Input records —
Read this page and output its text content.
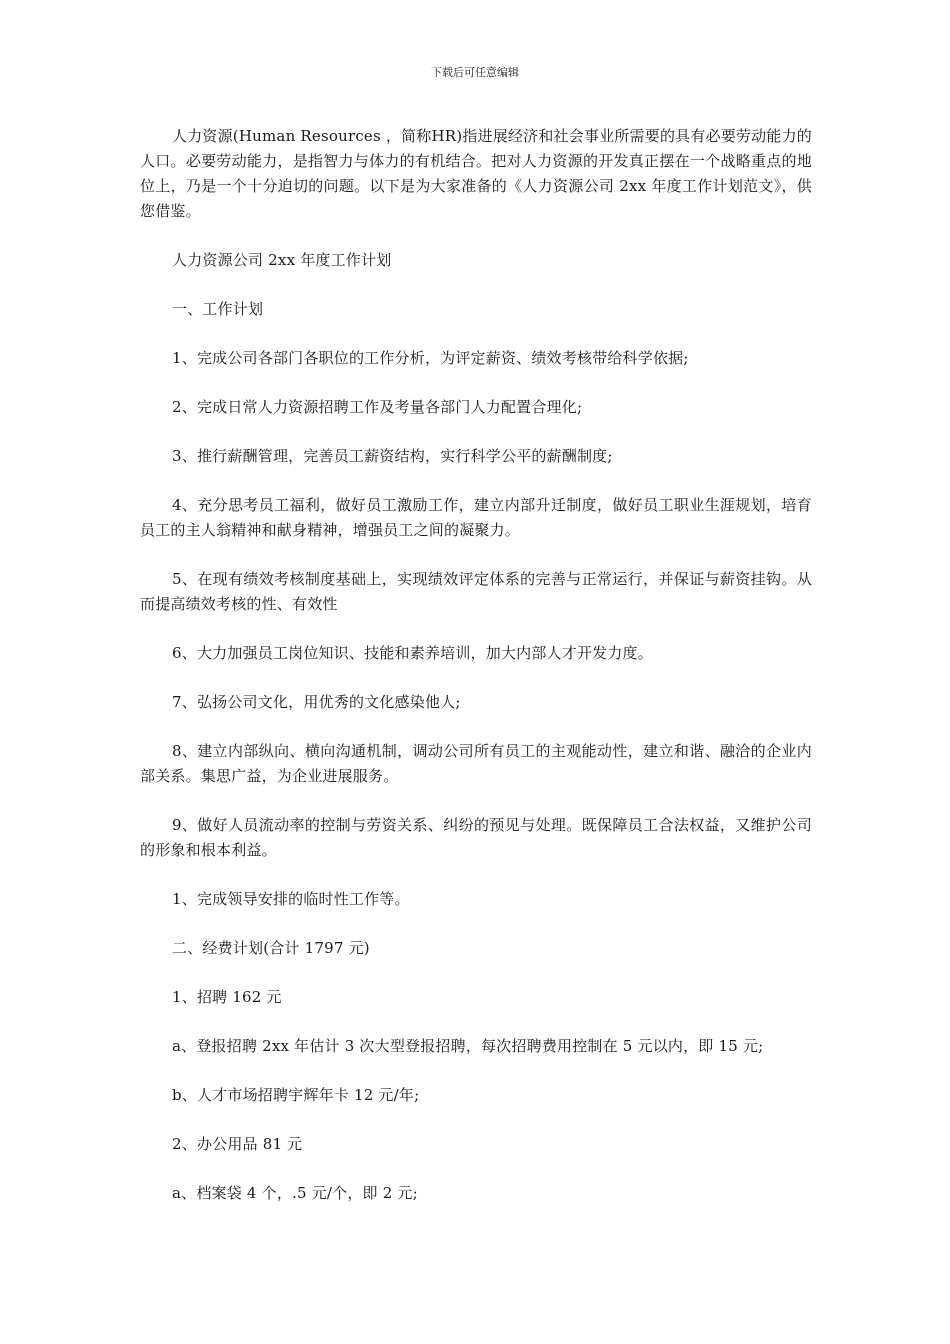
下载后可任意编辑

人力资源(Human Resources ，简称HR)指进展经济和社会事业所需要的具有必要劳动能力的人口。必要劳动能力，是指智力与体力的有机结合。把对人力资源的开发真正摆在一个战略重点的地位上，乃是一个十分迫切的问题。以下是为大家准备的《人力资源公司 2xx 年度工作计划范文》，供您借鉴。

人力资源公司 2xx 年度工作计划

一、工作计划

1、完成公司各部门各职位的工作分析，为评定薪资、绩效考核带给科学依据;

2、完成日常人力资源招聘工作及考量各部门人力配置合理化;

3、推行薪酬管理，完善员工薪资结构，实行科学公平的薪酬制度;

4、充分思考员工福利，做好员工激励工作，建立内部升迁制度，做好员工职业生涯规划，培育员工的主人翁精神和献身精神，增强员工之间的凝聚力。

5、在现有绩效考核制度基础上，实现绩效评定体系的完善与正常运行，并保证与薪资挂钩。从而提高绩效考核的性、有效性

6、大力加强员工岗位知识、技能和素养培训，加大内部人才开发力度。

7、弘扬公司文化，用优秀的文化感染他人;

8、建立内部纵向、横向沟通机制，调动公司所有员工的主观能动性，建立和谐、融洽的企业内部关系。集思广益，为企业进展服务。

9、做好人员流动率的控制与劳资关系、纠纷的预见与处理。既保障员工合法权益，又维护公司的形象和根本利益。

1、完成领导安排的临时性工作等。

二、经费计划(合计 1797 元)

1、招聘 162 元

a、登报招聘 2xx 年估计 3 次大型登报招聘，每次招聘费用控制在 5 元以内，即 15 元;

b、人才市场招聘宇辉年卡 12 元/年;

2、办公用品 81 元

a、档案袋 4 个，.5 元/个，即 2 元;
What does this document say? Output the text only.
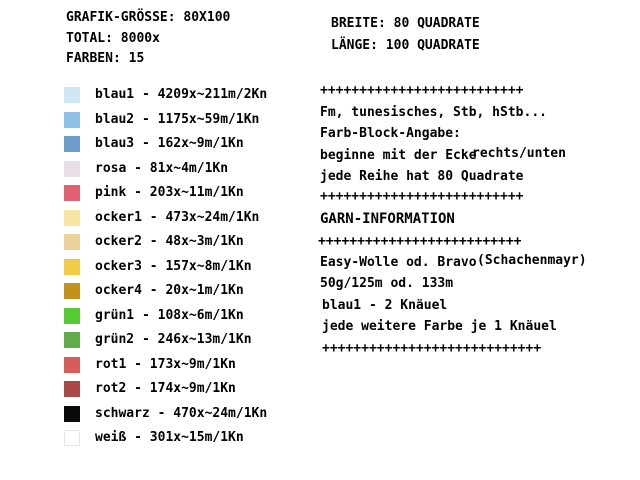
GRAFIK-GRÖSSE: 80X100
TOTAL: 8000x
FARBEN: 15
BREITE: 80 QUADRATE
LÄNGE: 100 QUADRATE
blau1 - 4209x~211m/2Kn
blau2 - 1175x~59m/1Kn
blau3 - 162x~9m/1Kn
rosa - 81x~4m/1Kn
pink - 203x~11m/1Kn
ocker1 - 473x~24m/1Kn
ocker2 - 48x~3m/1Kn
ocker3 - 157x~8m/1Kn
ocker4 - 20x~1m/1Kn
grün1 - 108x~6m/1Kn
grün2 - 246x~13m/1Kn
rot1 - 173x~9m/1Kn
rot2 - 174x~9m/1Kn
schwarz - 470x~24m/1Kn
weiß - 301x~15m/1Kn
++++++++++++++++++++++++++
Fm, tunesisches, Stb, hStb...
Farb-Block-Angabe:
beginne mit der Ecke
rechts/unten
jede Reihe hat 80 Quadrate
++++++++++++++++++++++++++
GARN-INFORMATION
++++++++++++++++++++++++++
Easy-Wolle od. Bravo (Schachenmayr)
50g/125m od. 133m
blau1 - 2 Knäuel
jede weitere Farbe je 1 Knäuel
++++++++++++++++++++++++++++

Stated goal — Quote every entry exactly, with the pictures omitted.

Solution to this exercise —
Read this page and output its text content.
下载后可任意编辑

人力资源(Human Resources ，简称HR)指进展经济和社会事业所需要的具有必要劳动能力的人口。必要劳动能力，是指智力与体力的有机结合。把对人力资源的开发真正摆在一个战略重点的地位上，乃是一个十分迫切的问题。以下是为大家准备的《人力资源公司 2xx 年度工作计划范文》，供您借鉴。

人力资源公司 2xx 年度工作计划

一、工作计划

1、完成公司各部门各职位的工作分析，为评定薪资、绩效考核带给科学依据;

2、完成日常人力资源招聘工作及考量各部门人力配置合理化;

3、推行薪酬管理，完善员工薪资结构，实行科学公平的薪酬制度;

4、充分思考员工福利，做好员工激励工作，建立内部升迁制度，做好员工职业生涯规划，培育员工的主人翁精神和献身精神，增强员工之间的凝聚力。

5、在现有绩效考核制度基础上，实现绩效评定体系的完善与正常运行，并保证与薪资挂钩。从而提高绩效考核的性、有效性

6、大力加强员工岗位知识、技能和素养培训，加大内部人才开发力度。

7、弘扬公司文化，用优秀的文化感染他人;

8、建立内部纵向、横向沟通机制，调动公司所有员工的主观能动性，建立和谐、融洽的企业内部关系。集思广益，为企业进展服务。

9、做好人员流动率的控制与劳资关系、纠纷的预见与处理。既保障员工合法权益，又维护公司的形象和根本利益。

1、完成领导安排的临时性工作等。

二、经费计划(合计 1797 元)

1、招聘 162 元

a、登报招聘 2xx 年估计 3 次大型登报招聘，每次招聘费用控制在 5 元以内，即 15 元;

b、人才市场招聘宇辉年卡 12 元/年;

2、办公用品 81 元

a、档案袋 4 个，.5 元/个，即 2 元;
What does this document say? Output the text only.
GRAFIK-GRÖSSE: 80X100
TOTAL: 8000x
FARBEN: 15
BREITE: 80 QUADRATE
LÄNGE: 100 QUADRATE
blau1 - 4209x~211m/2Kn
blau2 - 1175x~59m/1Kn
blau3 - 162x~9m/1Kn
rosa - 81x~4m/1Kn
pink - 203x~11m/1Kn
ocker1 - 473x~24m/1Kn
ocker2 - 48x~3m/1Kn
ocker3 - 157x~8m/1Kn
ocker4 - 20x~1m/1Kn
grün1 - 108x~6m/1Kn
grün2 - 246x~13m/1Kn
rot1 - 173x~9m/1Kn
rot2 - 174x~9m/1Kn
schwarz - 470x~24m/1Kn
weiß - 301x~15m/1Kn
++++++++++++++++++++++++++
Fm, tunesisches, Stb, hStb...
Farb-Block-Angabe:
beginne mit der Ecke
rechts/unten
jede Reihe hat 80 Quadrate
++++++++++++++++++++++++++
GARN-INFORMATION
++++++++++++++++++++++++++
Easy-Wolle od. Bravo (Schachenmayr)
50g/125m od. 133m
blau1 - 2 Knäuel
jede weitere Farbe je 1 Knäuel
++++++++++++++++++++++++++++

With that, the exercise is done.